**Directive**
Using the listing below, report all lines holding the word "único".

**Listing**

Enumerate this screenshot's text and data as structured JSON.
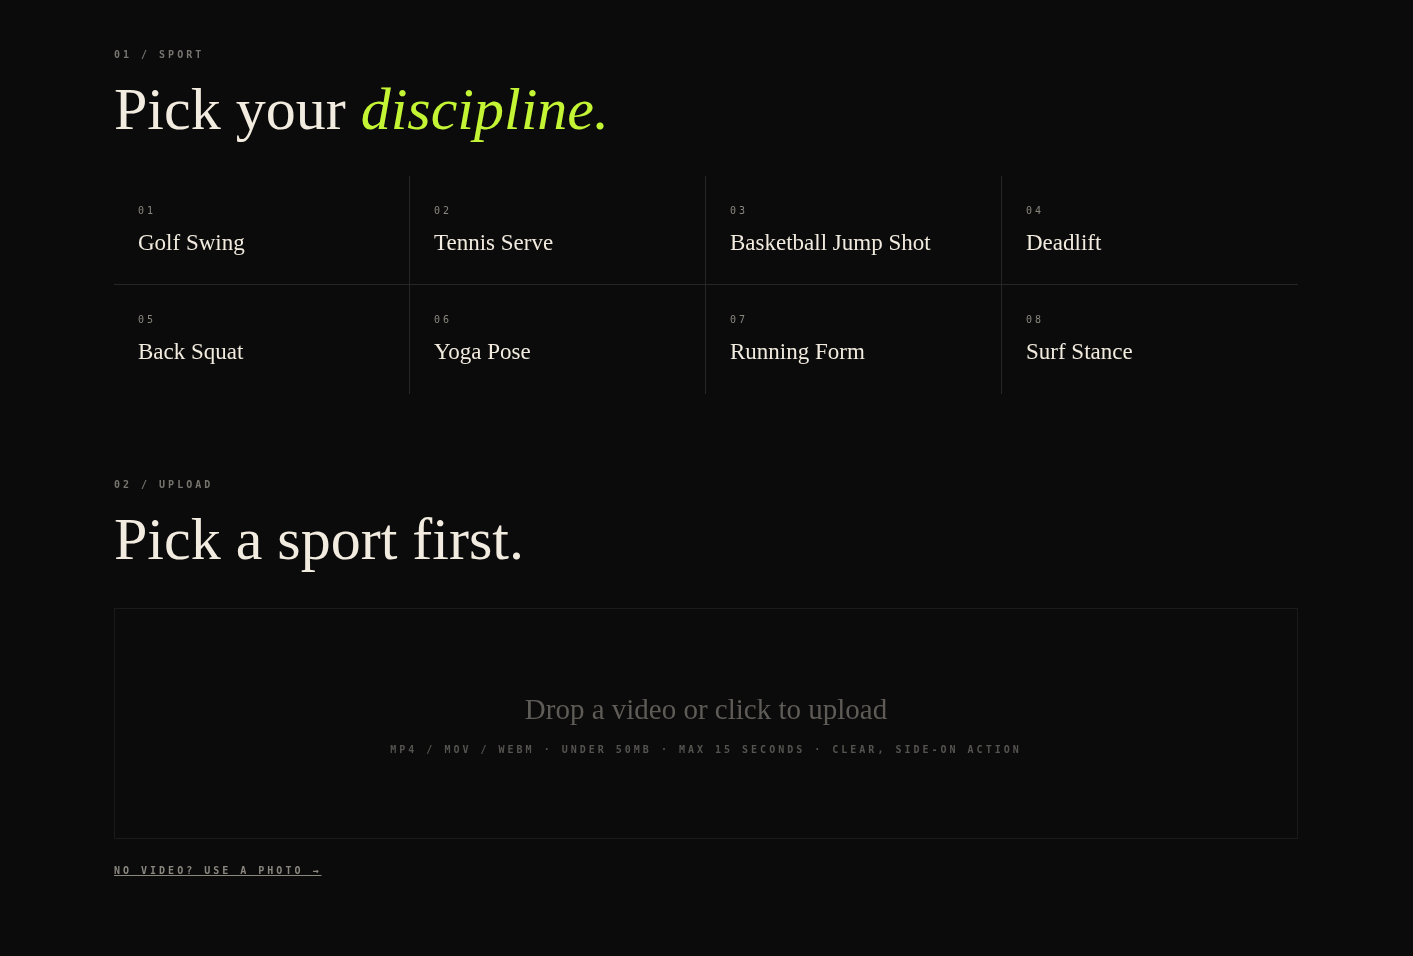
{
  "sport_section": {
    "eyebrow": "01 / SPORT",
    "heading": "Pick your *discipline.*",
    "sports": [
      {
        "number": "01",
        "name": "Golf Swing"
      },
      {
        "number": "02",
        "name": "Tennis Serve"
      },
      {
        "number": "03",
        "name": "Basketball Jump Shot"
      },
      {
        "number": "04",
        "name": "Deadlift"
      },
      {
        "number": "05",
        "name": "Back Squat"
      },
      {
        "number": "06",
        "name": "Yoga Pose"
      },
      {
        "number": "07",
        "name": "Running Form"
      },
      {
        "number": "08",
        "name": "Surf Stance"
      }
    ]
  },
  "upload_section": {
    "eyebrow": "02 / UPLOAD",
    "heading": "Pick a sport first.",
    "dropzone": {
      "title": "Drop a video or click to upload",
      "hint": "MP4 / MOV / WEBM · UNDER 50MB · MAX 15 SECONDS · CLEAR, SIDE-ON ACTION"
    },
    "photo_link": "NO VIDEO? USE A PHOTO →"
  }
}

--

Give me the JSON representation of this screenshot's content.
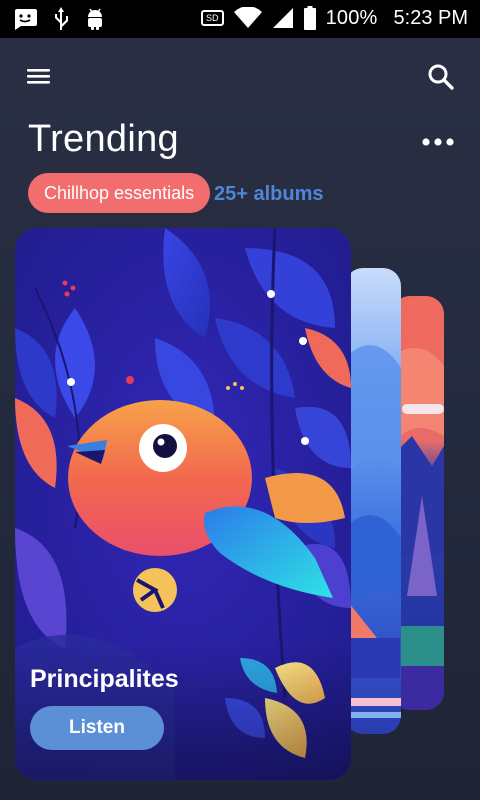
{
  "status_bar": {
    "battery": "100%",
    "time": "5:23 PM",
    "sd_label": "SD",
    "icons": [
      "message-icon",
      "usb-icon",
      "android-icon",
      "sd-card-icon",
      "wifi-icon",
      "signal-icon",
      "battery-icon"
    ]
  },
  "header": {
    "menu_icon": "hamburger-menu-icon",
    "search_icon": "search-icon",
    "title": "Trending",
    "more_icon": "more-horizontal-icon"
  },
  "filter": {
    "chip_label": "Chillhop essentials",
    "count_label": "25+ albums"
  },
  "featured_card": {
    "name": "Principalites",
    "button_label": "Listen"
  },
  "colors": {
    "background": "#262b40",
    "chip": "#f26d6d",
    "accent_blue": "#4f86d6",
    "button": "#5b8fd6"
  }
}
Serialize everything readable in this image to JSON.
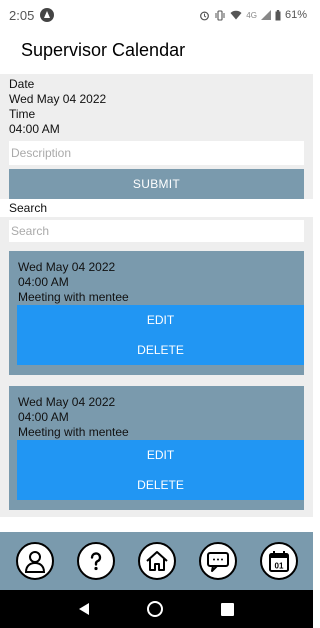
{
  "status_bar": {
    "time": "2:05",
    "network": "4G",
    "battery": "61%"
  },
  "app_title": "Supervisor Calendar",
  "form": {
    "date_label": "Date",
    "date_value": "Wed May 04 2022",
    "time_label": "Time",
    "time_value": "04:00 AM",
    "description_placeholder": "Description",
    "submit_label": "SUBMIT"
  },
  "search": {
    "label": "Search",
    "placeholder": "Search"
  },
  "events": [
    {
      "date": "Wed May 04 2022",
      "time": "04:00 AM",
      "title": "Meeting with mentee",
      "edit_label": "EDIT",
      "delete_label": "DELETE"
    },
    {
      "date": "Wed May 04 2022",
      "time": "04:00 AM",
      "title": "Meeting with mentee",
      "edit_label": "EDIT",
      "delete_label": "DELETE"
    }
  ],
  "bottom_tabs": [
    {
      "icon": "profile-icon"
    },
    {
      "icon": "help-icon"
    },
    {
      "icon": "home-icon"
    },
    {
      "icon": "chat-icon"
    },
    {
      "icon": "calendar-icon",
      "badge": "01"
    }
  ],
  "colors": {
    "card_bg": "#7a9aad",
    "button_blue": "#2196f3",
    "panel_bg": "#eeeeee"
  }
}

...

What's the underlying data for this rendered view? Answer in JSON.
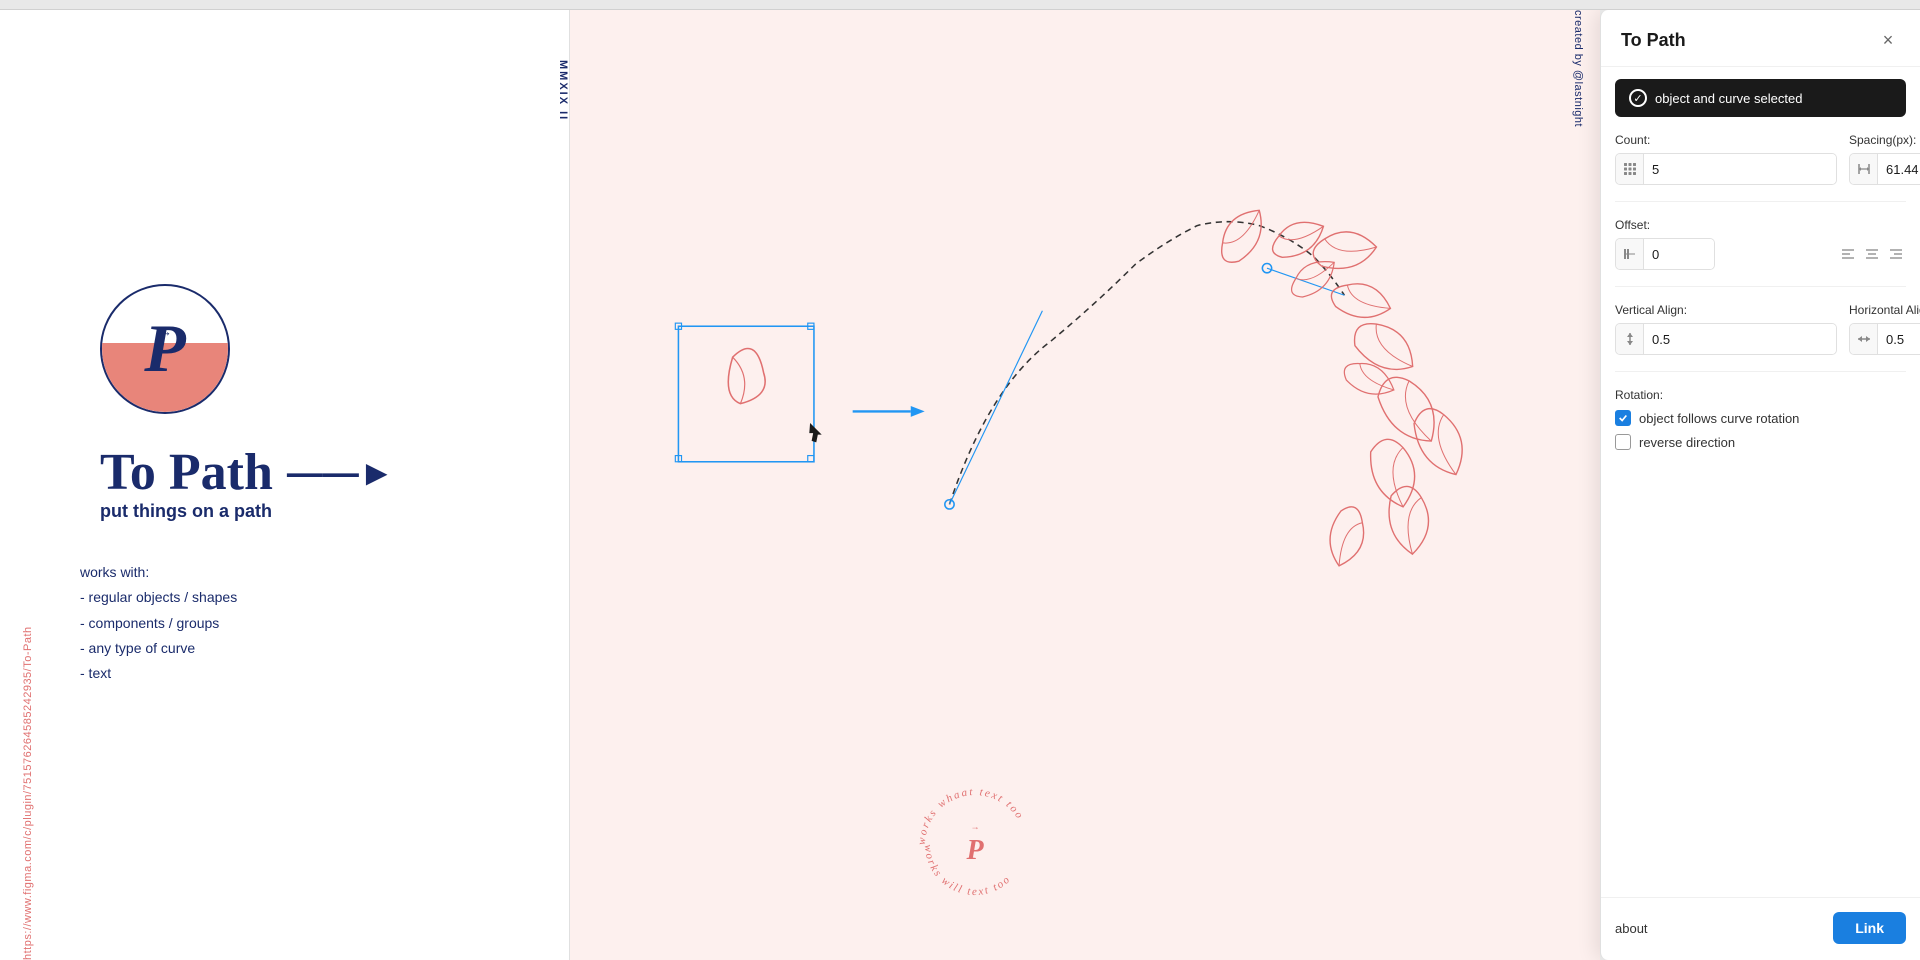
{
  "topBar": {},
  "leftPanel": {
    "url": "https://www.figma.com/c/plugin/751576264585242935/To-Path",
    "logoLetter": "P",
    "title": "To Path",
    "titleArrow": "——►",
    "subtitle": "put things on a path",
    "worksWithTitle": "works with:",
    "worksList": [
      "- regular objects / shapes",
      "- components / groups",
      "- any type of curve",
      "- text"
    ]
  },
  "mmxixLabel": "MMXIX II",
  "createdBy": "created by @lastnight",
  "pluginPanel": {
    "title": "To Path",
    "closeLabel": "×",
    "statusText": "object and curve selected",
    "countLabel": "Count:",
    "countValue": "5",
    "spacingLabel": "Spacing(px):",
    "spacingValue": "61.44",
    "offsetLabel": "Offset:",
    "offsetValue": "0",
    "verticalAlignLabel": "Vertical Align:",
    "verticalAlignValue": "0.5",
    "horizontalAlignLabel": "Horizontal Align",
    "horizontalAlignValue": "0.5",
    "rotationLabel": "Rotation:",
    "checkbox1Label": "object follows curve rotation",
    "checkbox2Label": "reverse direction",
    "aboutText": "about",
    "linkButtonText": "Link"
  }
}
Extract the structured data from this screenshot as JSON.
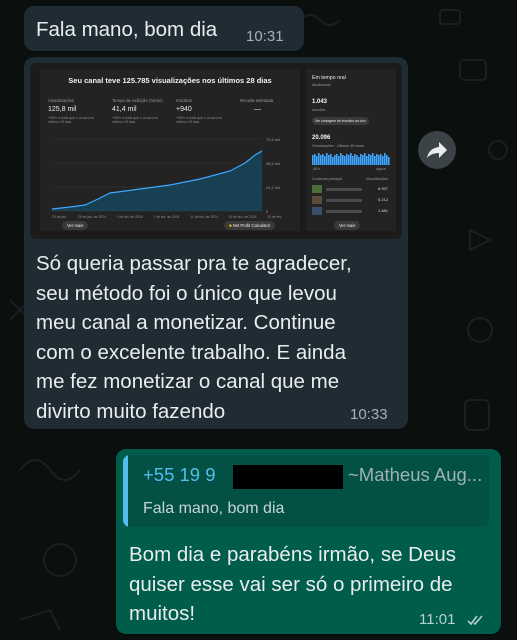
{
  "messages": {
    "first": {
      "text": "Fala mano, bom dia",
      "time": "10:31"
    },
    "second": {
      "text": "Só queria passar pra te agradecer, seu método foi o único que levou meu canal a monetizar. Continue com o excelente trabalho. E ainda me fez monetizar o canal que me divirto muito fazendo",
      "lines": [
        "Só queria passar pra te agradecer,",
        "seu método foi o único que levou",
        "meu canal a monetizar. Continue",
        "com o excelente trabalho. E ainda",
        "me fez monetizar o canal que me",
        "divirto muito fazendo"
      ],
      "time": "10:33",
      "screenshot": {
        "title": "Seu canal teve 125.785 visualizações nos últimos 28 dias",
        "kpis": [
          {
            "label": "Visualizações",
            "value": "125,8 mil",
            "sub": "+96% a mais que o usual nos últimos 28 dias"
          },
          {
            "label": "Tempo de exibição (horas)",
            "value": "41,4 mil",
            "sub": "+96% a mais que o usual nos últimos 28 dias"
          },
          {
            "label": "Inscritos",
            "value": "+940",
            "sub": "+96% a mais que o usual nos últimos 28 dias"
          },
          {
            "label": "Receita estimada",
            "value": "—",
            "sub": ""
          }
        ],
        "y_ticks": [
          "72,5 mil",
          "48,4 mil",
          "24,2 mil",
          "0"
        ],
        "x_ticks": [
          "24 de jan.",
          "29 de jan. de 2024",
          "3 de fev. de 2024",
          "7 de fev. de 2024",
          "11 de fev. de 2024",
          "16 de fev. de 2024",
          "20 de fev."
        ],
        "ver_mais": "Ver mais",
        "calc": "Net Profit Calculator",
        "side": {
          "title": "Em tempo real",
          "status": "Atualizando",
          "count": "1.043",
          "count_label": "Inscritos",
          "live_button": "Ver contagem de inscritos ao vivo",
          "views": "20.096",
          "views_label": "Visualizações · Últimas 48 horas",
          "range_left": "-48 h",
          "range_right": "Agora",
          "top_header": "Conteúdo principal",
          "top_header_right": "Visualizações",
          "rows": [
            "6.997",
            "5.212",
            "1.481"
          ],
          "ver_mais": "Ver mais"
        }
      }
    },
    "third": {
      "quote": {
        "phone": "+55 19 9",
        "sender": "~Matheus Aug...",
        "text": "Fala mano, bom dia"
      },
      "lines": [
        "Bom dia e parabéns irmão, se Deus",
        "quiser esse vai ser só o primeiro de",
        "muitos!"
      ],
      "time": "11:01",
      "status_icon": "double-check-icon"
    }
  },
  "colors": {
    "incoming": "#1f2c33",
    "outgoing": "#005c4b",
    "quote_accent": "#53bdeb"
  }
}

**Output for this exercise**
      "text": "Só queria passar pra te agradecer, seu método foi o único que levou meu canal a monetizar. Continue com o excelente trabalho. E ainda me fez monetizar o canal que me divirto muito fazendo",
        "seu método foi o único que levou",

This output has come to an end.